= The exercise =
Copy every line of the data in which the word "EBITDA" occurs.

*** Working data ***

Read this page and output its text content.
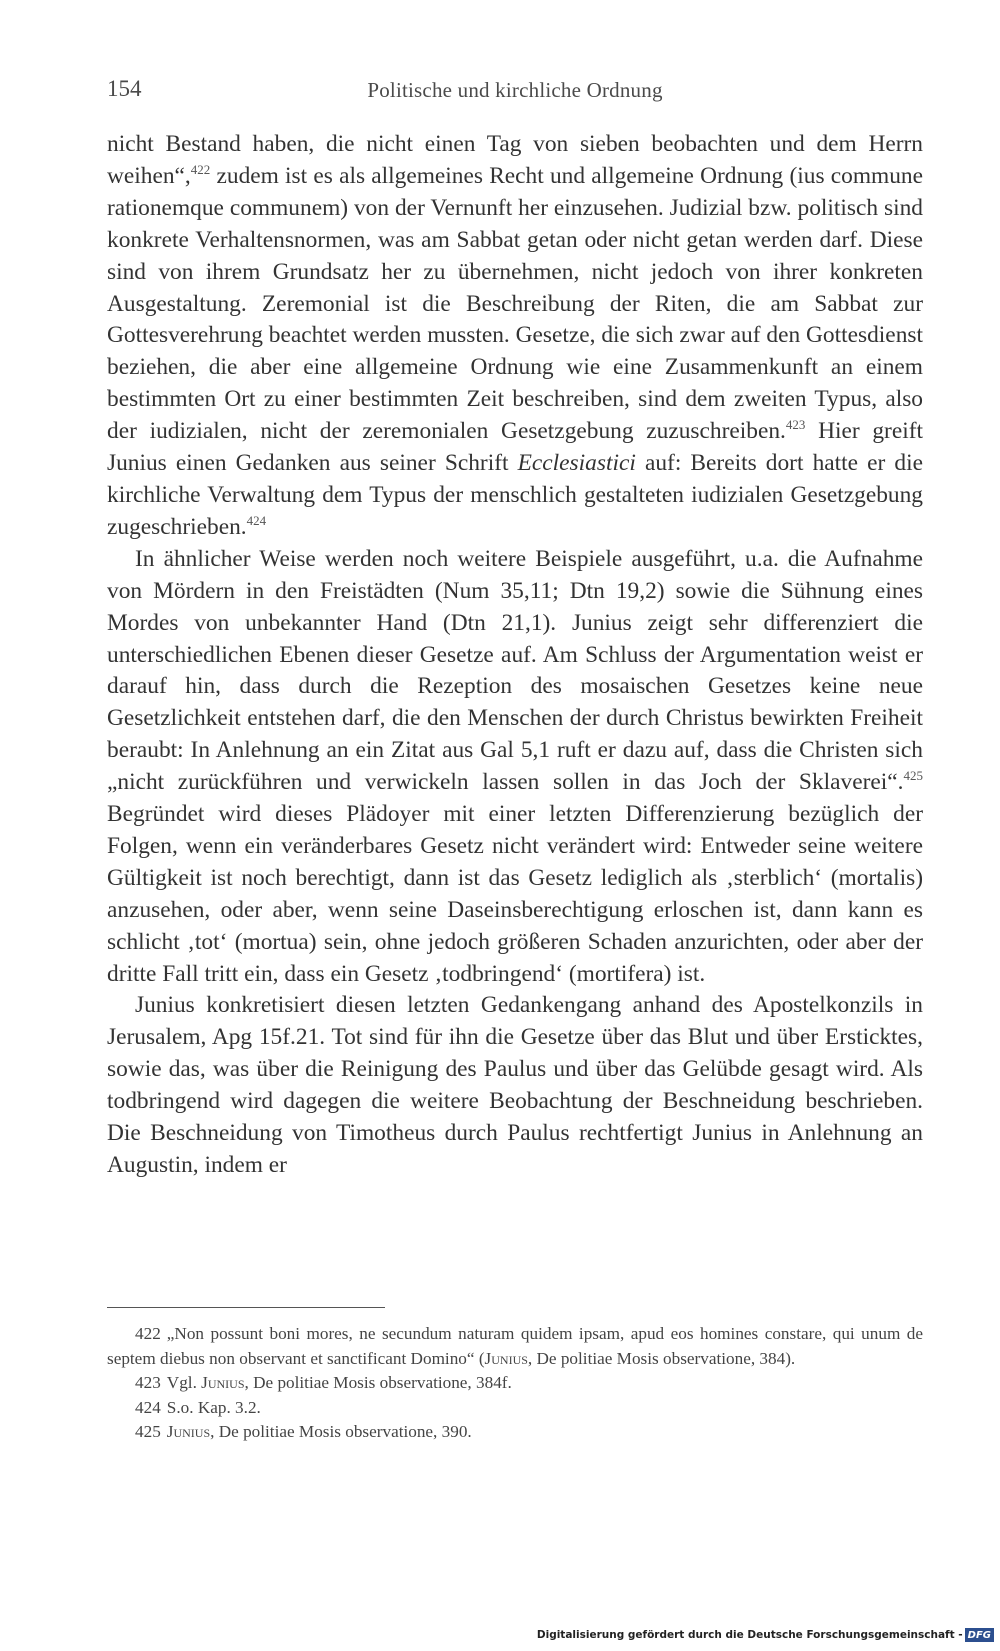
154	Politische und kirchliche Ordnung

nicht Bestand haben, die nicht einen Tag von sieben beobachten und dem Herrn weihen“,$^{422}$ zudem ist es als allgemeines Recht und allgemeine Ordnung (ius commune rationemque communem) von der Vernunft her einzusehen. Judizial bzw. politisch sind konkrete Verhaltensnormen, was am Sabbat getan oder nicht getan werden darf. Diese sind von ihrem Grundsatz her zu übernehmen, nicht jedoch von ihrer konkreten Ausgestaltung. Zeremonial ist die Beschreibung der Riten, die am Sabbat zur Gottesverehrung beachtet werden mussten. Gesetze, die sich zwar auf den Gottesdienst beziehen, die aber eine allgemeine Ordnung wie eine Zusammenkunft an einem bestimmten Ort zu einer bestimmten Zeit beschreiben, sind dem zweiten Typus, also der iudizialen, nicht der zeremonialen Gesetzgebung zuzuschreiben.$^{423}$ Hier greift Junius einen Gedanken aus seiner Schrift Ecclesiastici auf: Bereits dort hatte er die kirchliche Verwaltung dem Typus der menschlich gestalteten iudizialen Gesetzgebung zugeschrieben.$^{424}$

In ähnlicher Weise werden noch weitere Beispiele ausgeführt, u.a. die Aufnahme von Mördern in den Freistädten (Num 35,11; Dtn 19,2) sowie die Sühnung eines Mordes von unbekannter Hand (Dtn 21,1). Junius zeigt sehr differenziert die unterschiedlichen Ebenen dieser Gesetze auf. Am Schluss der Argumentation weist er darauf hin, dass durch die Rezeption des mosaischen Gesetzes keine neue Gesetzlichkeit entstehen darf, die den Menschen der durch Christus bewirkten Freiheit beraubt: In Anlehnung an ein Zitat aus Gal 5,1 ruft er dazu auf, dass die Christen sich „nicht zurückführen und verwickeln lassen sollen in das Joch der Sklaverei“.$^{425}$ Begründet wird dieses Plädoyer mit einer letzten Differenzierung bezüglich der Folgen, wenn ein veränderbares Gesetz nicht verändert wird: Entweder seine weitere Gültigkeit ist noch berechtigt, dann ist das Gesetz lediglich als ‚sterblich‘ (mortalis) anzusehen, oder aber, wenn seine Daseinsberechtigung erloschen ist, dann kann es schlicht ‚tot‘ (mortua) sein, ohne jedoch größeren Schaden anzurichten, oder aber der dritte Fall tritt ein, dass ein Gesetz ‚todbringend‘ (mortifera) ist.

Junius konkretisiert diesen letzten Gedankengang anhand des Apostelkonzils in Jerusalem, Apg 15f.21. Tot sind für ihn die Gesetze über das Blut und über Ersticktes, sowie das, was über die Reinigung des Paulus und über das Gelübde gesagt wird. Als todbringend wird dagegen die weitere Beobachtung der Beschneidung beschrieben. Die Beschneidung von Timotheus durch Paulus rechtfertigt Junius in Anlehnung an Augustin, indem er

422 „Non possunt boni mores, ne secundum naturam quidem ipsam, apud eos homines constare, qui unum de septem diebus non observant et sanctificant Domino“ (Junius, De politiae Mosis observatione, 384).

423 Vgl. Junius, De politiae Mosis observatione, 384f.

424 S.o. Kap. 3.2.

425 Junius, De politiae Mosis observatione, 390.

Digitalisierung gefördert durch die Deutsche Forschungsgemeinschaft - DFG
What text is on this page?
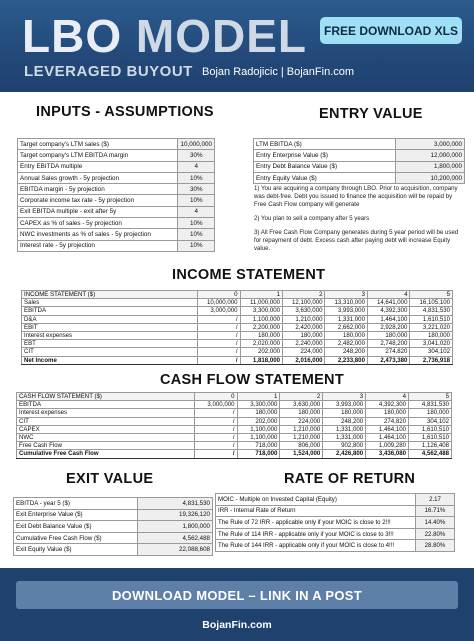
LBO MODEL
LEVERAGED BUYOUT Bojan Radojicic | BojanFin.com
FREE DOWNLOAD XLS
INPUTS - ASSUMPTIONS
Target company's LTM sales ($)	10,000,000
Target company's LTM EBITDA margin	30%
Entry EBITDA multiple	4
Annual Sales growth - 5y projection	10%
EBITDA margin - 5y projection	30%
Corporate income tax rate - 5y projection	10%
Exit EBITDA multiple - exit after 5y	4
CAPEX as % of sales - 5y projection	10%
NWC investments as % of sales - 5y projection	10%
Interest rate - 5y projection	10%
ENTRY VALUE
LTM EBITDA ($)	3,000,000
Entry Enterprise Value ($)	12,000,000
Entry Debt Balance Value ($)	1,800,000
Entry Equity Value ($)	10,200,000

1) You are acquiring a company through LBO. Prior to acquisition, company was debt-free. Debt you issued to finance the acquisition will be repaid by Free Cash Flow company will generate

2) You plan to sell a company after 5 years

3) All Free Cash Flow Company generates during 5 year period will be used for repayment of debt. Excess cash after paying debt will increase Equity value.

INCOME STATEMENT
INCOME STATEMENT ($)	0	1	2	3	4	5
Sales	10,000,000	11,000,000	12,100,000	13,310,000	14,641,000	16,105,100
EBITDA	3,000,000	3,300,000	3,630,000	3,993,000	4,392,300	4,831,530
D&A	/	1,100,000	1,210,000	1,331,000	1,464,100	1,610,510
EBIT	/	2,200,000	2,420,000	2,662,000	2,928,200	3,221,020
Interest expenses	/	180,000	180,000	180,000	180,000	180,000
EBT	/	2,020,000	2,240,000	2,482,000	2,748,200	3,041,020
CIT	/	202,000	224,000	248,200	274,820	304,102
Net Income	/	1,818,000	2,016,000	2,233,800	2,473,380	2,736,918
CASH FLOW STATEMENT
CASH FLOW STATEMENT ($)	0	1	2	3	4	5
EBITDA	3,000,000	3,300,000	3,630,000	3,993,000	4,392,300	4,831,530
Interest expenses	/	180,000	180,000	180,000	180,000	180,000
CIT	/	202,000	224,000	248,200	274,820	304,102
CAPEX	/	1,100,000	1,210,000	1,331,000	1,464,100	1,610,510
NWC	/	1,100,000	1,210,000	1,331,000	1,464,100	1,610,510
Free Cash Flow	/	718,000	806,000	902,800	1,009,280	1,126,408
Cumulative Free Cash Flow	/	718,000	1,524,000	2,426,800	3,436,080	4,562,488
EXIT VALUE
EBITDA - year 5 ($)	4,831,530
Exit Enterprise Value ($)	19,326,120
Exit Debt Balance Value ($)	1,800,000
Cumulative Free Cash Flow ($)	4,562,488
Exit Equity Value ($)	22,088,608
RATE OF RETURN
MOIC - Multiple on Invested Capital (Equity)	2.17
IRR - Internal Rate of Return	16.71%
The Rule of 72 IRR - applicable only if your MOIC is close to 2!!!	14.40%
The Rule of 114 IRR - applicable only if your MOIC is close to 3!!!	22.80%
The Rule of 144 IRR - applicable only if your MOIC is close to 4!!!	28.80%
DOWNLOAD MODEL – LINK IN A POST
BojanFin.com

***

= Full output =
Target company's LTM EBITDA margin	30%
Entry EBITDA multiple	4
EBITDA margin - 5y projection	30%
Exit EBITDA multiple - exit after 5y	4
LTM EBITDA ($)	3,000,000
EBITDA	3,000,000	3,300,000	3,630,000	3,993,000	4,392,300	4,831,530
EBITDA	3,000,000	3,300,000	3,630,000	3,993,000	4,392,300	4,831,530
EBITDA - year 5 ($)	4,831,530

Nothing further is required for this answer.